**Task details:** Return all of the entries exactly as written.

Extracted records:
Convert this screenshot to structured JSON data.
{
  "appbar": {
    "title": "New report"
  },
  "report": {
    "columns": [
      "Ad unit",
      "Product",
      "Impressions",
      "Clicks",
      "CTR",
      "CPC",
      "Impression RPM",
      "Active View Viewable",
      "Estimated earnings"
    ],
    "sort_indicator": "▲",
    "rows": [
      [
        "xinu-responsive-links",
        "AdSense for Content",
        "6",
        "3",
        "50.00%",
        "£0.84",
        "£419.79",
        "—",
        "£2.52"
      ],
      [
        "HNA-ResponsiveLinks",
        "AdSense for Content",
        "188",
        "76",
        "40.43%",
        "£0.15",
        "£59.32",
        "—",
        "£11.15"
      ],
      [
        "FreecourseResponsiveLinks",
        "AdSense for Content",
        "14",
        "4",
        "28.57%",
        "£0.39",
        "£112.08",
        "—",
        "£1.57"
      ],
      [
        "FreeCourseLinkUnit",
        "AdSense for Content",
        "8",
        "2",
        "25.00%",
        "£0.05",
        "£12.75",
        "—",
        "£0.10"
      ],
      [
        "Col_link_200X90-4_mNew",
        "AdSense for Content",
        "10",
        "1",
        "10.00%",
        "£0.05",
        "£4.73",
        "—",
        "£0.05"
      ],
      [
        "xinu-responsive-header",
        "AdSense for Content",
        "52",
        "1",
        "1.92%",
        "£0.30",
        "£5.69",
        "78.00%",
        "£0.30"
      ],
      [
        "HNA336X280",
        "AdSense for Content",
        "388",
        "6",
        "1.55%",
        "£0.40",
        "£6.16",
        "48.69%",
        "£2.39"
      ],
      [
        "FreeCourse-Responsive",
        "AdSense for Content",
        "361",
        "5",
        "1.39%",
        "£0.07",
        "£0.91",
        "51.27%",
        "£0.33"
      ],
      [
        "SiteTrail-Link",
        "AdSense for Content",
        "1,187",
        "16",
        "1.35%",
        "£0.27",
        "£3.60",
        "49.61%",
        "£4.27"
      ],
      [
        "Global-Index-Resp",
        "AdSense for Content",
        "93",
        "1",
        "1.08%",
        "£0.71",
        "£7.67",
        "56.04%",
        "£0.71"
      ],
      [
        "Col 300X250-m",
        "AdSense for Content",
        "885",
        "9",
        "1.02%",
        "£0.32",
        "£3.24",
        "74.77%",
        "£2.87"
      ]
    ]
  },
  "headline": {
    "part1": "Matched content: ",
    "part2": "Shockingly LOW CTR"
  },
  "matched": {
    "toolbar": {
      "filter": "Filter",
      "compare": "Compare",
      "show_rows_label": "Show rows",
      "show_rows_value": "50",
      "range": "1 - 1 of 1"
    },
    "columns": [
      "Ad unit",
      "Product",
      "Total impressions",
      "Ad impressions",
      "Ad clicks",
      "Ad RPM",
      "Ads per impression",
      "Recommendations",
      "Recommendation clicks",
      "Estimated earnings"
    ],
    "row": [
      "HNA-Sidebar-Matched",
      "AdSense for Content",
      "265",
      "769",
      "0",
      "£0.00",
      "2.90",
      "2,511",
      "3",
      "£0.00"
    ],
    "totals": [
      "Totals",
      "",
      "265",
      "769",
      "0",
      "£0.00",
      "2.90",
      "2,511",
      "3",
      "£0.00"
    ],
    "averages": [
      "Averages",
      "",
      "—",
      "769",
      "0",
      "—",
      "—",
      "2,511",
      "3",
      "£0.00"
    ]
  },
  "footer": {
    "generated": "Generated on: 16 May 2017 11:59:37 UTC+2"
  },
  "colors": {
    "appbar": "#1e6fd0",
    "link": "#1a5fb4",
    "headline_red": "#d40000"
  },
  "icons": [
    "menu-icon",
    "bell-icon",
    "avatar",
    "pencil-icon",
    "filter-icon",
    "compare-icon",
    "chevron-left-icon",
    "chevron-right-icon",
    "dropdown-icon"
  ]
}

**Solution for this exercise:**
Convert this screenshot to structured JSON data.
{
  "appbar": {
    "title": "New report"
  },
  "report": {
    "columns": [
      "Ad unit",
      "Product",
      "Impressions",
      "Clicks",
      "CTR",
      "CPC",
      "Impression RPM",
      "Active View Viewable",
      "Estimated earnings"
    ],
    "sort_indicator": "▲",
    "rows": [
      [
        "xinu-responsive-links",
        "AdSense for Content",
        "6",
        "3",
        "50.00%",
        "£0.84",
        "£419.79",
        "—",
        "£2.52"
      ],
      [
        "HNA-ResponsiveLinks",
        "AdSense for Content",
        "188",
        "76",
        "40.43%",
        "£0.15",
        "£59.32",
        "—",
        "£11.15"
      ],
      [
        "FreecourseResponsiveLinks",
        "AdSense for Content",
        "14",
        "4",
        "28.57%",
        "£0.39",
        "£112.08",
        "—",
        "£1.57"
      ],
      [
        "FreeCourseLinkUnit",
        "AdSense for Content",
        "8",
        "2",
        "25.00%",
        "£0.05",
        "£12.75",
        "—",
        "£0.10"
      ],
      [
        "Col_link_200X90-4_mNew",
        "AdSense for Content",
        "10",
        "1",
        "10.00%",
        "£0.05",
        "£4.73",
        "—",
        "£0.05"
      ],
      [
        "xinu-responsive-header",
        "AdSense for Content",
        "52",
        "1",
        "1.92%",
        "£0.30",
        "£5.69",
        "78.00%",
        "£0.30"
      ],
      [
        "HNA336X280",
        "AdSense for Content",
        "388",
        "6",
        "1.55%",
        "£0.40",
        "£6.16",
        "48.69%",
        "£2.39"
      ],
      [
        "FreeCourse-Responsive",
        "AdSense for Content",
        "361",
        "5",
        "1.39%",
        "£0.07",
        "£0.91",
        "51.27%",
        "£0.33"
      ],
      [
        "SiteTrail-Link",
        "AdSense for Content",
        "1,187",
        "16",
        "1.35%",
        "£0.27",
        "£3.60",
        "49.61%",
        "£4.27"
      ],
      [
        "Global-Index-Resp",
        "AdSense for Content",
        "93",
        "1",
        "1.08%",
        "£0.71",
        "£7.67",
        "56.04%",
        "£0.71"
      ],
      [
        "Col 300X250-m",
        "AdSense for Content",
        "885",
        "9",
        "1.02%",
        "£0.32",
        "£3.24",
        "74.77%",
        "£2.87"
      ]
    ]
  },
  "headline": {
    "part1": "Matched content: ",
    "part2": "Shockingly LOW CTR"
  },
  "matched": {
    "toolbar": {
      "filter": "Filter",
      "compare": "Compare",
      "show_rows_label": "Show rows",
      "show_rows_value": "50",
      "range": "1 - 1 of 1"
    },
    "columns": [
      "Ad unit",
      "Product",
      "Total impressions",
      "Ad impressions",
      "Ad clicks",
      "Ad RPM",
      "Ads per impression",
      "Recommendations",
      "Recommendation clicks",
      "Estimated earnings"
    ],
    "row": [
      "HNA-Sidebar-Matched",
      "AdSense for Content",
      "265",
      "769",
      "0",
      "£0.00",
      "2.90",
      "2,511",
      "3",
      "£0.00"
    ],
    "totals": [
      "Totals",
      "",
      "265",
      "769",
      "0",
      "£0.00",
      "2.90",
      "2,511",
      "3",
      "£0.00"
    ],
    "averages": [
      "Averages",
      "",
      "—",
      "769",
      "0",
      "—",
      "—",
      "2,511",
      "3",
      "£0.00"
    ]
  },
  "footer": {
    "generated": "Generated on: 16 May 2017 11:59:37 UTC+2"
  },
  "colors": {
    "appbar": "#1e6fd0",
    "link": "#1a5fb4",
    "headline_red": "#d40000"
  },
  "icons": [
    "menu-icon",
    "bell-icon",
    "avatar",
    "pencil-icon",
    "filter-icon",
    "compare-icon",
    "chevron-left-icon",
    "chevron-right-icon",
    "dropdown-icon"
  ]
}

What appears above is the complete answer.